Data in this exercise -
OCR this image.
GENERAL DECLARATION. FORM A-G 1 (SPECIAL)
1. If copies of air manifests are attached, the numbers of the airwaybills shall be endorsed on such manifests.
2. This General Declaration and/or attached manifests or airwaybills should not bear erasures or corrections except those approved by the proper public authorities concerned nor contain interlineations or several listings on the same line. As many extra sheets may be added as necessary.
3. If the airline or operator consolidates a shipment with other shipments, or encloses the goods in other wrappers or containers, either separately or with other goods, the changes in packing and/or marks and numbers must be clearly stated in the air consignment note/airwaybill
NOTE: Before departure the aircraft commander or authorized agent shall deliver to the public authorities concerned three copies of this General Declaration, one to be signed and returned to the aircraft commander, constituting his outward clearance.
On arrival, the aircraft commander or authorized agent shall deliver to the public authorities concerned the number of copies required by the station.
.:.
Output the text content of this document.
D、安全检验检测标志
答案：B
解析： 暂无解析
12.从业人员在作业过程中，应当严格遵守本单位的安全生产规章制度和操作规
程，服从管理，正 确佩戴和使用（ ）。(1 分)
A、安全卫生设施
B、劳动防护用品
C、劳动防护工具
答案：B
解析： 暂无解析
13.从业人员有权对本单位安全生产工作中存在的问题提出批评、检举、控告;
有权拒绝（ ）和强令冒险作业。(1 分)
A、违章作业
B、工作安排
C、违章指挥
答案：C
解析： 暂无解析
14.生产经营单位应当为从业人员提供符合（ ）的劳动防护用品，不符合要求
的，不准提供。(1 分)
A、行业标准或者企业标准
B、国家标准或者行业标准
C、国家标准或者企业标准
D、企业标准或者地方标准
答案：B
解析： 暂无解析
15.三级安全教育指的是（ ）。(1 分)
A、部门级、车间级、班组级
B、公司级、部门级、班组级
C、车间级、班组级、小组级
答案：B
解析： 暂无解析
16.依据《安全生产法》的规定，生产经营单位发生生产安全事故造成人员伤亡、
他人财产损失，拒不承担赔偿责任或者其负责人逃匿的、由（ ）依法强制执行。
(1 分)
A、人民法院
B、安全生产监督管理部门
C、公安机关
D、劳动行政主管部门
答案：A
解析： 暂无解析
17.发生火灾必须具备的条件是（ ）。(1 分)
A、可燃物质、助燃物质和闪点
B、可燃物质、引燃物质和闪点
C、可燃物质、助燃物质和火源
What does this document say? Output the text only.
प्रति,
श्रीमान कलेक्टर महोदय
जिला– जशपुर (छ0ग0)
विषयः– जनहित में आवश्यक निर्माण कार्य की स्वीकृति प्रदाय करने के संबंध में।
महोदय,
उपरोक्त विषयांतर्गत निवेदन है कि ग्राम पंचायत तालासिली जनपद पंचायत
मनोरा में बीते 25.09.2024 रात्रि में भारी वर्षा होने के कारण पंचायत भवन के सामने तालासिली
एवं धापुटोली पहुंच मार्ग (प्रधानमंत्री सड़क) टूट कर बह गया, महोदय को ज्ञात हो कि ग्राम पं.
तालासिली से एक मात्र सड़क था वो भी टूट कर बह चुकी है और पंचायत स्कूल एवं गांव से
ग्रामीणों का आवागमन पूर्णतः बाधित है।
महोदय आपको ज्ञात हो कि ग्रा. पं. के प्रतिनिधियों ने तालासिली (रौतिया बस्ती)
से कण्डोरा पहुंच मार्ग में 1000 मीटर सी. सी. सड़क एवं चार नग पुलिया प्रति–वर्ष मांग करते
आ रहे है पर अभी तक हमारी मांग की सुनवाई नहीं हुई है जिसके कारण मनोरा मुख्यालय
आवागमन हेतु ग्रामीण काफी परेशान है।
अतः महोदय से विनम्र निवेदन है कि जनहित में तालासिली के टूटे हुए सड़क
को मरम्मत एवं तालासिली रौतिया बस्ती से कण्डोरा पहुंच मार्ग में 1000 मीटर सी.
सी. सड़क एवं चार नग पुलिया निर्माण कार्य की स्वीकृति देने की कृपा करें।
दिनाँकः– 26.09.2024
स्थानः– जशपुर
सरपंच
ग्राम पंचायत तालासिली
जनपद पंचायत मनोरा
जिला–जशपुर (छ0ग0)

Instructions for the task -
From the listing above, find the number of lines with the word "authorized" in them. Answer with the number only.

Solution to this task -
2